-- Begin GIVEN ENTRIES --
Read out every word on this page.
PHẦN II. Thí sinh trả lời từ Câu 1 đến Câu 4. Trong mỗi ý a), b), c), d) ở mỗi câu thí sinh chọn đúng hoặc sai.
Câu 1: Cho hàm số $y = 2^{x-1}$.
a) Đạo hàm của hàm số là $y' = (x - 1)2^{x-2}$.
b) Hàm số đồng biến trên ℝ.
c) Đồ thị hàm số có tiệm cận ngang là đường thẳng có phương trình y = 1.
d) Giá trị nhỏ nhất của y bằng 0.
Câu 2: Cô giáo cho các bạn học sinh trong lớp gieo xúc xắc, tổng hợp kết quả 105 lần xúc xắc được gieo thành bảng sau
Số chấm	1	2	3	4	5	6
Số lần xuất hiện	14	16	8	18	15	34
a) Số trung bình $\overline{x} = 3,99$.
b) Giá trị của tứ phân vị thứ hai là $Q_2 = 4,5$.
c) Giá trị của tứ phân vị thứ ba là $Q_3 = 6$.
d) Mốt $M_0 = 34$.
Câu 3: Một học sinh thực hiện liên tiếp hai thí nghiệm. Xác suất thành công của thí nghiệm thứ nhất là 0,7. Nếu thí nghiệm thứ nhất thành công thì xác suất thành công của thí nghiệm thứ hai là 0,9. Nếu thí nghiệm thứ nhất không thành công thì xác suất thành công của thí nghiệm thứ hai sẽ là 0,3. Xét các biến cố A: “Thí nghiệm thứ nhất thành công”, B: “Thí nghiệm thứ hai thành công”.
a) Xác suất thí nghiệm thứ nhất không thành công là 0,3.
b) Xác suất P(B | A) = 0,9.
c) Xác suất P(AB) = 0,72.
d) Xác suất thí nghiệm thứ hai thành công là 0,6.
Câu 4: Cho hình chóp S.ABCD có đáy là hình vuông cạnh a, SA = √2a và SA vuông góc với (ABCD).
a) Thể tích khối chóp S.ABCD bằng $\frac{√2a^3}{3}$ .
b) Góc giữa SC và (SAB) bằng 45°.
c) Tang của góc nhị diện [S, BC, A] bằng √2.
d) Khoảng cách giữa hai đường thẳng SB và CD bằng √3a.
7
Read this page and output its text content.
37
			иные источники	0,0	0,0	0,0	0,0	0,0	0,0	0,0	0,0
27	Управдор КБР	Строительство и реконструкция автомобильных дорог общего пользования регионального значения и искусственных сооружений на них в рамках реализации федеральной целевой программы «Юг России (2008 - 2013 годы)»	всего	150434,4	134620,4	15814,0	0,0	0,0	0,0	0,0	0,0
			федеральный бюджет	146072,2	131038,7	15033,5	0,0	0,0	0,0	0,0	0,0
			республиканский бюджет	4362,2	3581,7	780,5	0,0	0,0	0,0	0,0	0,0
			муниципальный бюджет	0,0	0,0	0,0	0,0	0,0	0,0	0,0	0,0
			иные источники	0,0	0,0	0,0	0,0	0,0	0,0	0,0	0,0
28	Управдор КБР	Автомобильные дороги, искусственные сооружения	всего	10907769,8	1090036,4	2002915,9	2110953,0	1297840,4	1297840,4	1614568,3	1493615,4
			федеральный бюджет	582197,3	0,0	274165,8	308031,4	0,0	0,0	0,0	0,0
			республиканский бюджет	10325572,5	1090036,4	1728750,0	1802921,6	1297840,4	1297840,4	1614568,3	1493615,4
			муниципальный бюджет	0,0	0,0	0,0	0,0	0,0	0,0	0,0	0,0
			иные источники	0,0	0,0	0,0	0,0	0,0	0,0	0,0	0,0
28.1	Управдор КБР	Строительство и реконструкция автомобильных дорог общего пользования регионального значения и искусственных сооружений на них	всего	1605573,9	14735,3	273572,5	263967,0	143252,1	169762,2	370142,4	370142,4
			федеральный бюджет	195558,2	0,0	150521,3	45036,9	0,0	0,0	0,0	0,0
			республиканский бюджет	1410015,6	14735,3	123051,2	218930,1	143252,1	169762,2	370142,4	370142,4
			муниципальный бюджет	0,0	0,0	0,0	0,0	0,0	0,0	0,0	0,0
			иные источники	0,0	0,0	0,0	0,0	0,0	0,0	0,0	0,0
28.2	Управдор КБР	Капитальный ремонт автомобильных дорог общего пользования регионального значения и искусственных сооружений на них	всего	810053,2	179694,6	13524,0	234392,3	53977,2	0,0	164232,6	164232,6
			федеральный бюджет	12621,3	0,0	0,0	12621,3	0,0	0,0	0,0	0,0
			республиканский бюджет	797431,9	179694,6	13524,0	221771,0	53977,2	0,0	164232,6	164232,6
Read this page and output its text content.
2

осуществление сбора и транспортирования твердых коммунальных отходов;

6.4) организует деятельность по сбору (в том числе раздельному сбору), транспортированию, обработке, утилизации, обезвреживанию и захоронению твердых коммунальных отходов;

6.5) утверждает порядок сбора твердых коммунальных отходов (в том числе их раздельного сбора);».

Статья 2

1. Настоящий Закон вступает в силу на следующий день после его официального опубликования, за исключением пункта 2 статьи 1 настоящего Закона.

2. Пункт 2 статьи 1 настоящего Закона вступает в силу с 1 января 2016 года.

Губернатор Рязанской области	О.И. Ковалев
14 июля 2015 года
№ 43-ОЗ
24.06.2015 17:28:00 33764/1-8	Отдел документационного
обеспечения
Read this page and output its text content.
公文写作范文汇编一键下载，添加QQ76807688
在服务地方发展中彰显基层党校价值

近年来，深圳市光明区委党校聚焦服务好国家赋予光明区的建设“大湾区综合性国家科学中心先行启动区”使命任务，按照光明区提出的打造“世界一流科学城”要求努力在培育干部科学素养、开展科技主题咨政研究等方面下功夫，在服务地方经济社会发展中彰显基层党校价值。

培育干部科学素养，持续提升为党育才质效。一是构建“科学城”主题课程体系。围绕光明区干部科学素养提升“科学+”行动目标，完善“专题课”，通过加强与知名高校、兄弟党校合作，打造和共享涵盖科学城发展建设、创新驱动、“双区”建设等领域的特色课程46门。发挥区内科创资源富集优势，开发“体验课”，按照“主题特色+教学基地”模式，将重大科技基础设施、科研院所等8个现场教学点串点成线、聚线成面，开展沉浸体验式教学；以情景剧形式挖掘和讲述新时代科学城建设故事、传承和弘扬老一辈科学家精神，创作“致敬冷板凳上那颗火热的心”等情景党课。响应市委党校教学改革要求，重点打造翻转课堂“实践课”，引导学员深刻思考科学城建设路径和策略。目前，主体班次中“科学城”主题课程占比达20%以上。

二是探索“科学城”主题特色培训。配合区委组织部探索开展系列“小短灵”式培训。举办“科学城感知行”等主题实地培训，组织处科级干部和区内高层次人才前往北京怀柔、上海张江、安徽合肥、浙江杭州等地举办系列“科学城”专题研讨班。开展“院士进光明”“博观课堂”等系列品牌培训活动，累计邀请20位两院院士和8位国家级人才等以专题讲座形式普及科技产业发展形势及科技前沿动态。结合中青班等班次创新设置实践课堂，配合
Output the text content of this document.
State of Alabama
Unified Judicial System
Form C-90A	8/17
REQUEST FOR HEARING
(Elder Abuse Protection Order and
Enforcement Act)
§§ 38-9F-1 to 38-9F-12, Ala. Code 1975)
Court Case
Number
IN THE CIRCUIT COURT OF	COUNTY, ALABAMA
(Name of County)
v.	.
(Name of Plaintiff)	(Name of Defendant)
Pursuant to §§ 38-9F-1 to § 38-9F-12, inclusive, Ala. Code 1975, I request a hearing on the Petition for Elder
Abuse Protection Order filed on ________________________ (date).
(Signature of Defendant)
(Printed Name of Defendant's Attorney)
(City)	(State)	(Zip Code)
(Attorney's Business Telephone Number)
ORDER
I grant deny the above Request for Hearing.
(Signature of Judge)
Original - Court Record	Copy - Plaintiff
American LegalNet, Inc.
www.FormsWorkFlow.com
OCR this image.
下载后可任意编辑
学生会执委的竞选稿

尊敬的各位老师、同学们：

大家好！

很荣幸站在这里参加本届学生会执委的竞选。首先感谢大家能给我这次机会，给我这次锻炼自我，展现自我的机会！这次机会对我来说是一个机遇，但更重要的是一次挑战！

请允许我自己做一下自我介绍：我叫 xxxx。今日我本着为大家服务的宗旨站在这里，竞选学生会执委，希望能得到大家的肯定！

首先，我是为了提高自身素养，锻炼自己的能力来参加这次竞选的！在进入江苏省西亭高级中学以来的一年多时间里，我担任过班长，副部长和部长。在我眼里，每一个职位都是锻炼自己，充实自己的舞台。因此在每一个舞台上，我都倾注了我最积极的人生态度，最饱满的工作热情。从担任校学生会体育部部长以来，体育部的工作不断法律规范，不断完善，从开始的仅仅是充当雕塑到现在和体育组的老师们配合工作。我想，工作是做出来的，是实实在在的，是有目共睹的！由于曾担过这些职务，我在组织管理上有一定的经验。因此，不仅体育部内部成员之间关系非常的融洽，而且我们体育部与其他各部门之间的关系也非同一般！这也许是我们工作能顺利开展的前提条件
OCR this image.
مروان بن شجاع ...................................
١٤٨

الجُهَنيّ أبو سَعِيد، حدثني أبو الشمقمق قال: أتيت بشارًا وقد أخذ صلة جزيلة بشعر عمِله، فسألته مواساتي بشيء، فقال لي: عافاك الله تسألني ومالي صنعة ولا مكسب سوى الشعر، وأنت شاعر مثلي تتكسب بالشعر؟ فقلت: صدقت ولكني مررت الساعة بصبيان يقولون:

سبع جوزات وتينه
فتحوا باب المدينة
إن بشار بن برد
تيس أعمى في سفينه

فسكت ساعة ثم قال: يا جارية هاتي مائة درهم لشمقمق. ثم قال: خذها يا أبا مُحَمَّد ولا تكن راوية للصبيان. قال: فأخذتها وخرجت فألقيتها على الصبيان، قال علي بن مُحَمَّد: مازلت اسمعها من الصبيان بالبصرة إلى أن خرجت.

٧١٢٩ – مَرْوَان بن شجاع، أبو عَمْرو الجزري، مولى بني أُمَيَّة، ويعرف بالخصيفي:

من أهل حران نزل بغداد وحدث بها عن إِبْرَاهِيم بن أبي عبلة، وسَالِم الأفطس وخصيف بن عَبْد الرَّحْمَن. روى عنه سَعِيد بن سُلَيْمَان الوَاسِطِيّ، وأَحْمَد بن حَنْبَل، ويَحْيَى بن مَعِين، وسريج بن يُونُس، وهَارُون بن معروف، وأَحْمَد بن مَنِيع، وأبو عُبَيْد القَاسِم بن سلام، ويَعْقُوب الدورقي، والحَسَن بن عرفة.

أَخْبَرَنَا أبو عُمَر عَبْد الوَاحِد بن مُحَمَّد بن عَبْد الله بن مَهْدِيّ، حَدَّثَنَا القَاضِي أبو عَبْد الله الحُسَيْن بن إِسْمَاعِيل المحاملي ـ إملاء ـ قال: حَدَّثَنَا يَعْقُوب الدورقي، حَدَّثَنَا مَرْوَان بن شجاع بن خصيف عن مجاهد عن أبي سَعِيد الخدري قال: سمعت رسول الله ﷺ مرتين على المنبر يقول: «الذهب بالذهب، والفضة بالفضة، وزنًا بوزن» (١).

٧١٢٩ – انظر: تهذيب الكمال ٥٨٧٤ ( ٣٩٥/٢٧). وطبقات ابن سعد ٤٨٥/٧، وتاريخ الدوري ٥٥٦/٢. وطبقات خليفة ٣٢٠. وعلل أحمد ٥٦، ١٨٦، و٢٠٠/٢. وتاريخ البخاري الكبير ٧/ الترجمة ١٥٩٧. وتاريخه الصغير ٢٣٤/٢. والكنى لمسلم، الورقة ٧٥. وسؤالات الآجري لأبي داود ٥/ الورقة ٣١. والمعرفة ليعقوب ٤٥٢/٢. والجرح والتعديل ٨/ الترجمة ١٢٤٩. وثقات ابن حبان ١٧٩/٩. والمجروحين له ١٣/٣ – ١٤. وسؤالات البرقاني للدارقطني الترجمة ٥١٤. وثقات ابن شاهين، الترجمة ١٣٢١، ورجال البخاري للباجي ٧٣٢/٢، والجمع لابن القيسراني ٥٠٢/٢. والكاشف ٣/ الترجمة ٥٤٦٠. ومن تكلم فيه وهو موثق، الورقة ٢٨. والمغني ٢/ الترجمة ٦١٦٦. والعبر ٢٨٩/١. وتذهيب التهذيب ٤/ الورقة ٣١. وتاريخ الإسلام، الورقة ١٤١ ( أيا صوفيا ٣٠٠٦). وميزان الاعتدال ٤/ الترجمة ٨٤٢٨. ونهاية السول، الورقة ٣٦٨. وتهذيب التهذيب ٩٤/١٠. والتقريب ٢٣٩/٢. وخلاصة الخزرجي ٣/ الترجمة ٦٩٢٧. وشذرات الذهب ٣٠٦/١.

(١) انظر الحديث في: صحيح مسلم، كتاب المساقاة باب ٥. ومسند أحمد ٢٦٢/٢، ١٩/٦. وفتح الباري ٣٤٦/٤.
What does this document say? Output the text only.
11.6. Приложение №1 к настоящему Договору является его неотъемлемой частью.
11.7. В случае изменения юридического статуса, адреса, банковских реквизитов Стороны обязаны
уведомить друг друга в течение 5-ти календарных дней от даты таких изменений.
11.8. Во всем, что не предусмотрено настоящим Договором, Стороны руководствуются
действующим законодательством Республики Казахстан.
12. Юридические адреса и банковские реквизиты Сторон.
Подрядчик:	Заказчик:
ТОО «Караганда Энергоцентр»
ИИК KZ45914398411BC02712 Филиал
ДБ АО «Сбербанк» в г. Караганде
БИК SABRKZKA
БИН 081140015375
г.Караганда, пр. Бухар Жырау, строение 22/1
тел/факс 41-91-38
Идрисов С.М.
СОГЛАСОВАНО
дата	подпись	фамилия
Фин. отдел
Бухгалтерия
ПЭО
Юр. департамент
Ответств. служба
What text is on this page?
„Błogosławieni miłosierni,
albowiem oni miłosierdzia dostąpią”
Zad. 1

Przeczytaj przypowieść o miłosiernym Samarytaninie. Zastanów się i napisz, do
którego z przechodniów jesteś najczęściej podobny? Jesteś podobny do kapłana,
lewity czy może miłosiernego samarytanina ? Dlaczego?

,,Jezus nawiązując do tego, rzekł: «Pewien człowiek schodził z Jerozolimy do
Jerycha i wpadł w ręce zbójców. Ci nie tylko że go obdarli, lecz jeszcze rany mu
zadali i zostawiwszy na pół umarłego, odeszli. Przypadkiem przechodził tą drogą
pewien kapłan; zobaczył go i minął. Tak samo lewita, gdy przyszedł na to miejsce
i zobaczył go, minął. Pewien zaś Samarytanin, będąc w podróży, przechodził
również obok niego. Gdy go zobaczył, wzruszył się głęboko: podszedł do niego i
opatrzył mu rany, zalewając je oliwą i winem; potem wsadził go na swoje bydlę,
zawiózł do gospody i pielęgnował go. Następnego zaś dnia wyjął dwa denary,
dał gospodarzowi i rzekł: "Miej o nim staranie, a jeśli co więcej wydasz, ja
-- End GIVEN ENTRIES --
Word for word, quote the lines from the line containing "What text is on this page?" through the end of the material, both included, and nothing else.

→ ANSWER TO THIS PROBLEM:
What text is on this page?
„Błogosławieni miłosierni,
albowiem oni miłosierdzia dostąpią”
Zad. 1

Przeczytaj przypowieść o miłosiernym Samarytaninie. Zastanów się i napisz, do
którego z przechodniów jesteś najczęściej podobny? Jesteś podobny do kapłana,
lewity czy może miłosiernego samarytanina ? Dlaczego?

,,Jezus nawiązując do tego, rzekł: «Pewien człowiek schodził z Jerozolimy do
Jerycha i wpadł w ręce zbójców. Ci nie tylko że go obdarli, lecz jeszcze rany mu
zadali i zostawiwszy na pół umarłego, odeszli. Przypadkiem przechodził tą drogą
pewien kapłan; zobaczył go i minął. Tak samo lewita, gdy przyszedł na to miejsce
i zobaczył go, minął. Pewien zaś Samarytanin, będąc w podróży, przechodził
również obok niego. Gdy go zobaczył, wzruszył się głęboko: podszedł do niego i
opatrzył mu rany, zalewając je oliwą i winem; potem wsadził go na swoje bydlę,
zawiózł do gospody i pielęgnował go. Następnego zaś dnia wyjął dwa denary,
dał gospodarzowi i rzekł: "Miej o nim staranie, a jeśli co więcej wydasz, ja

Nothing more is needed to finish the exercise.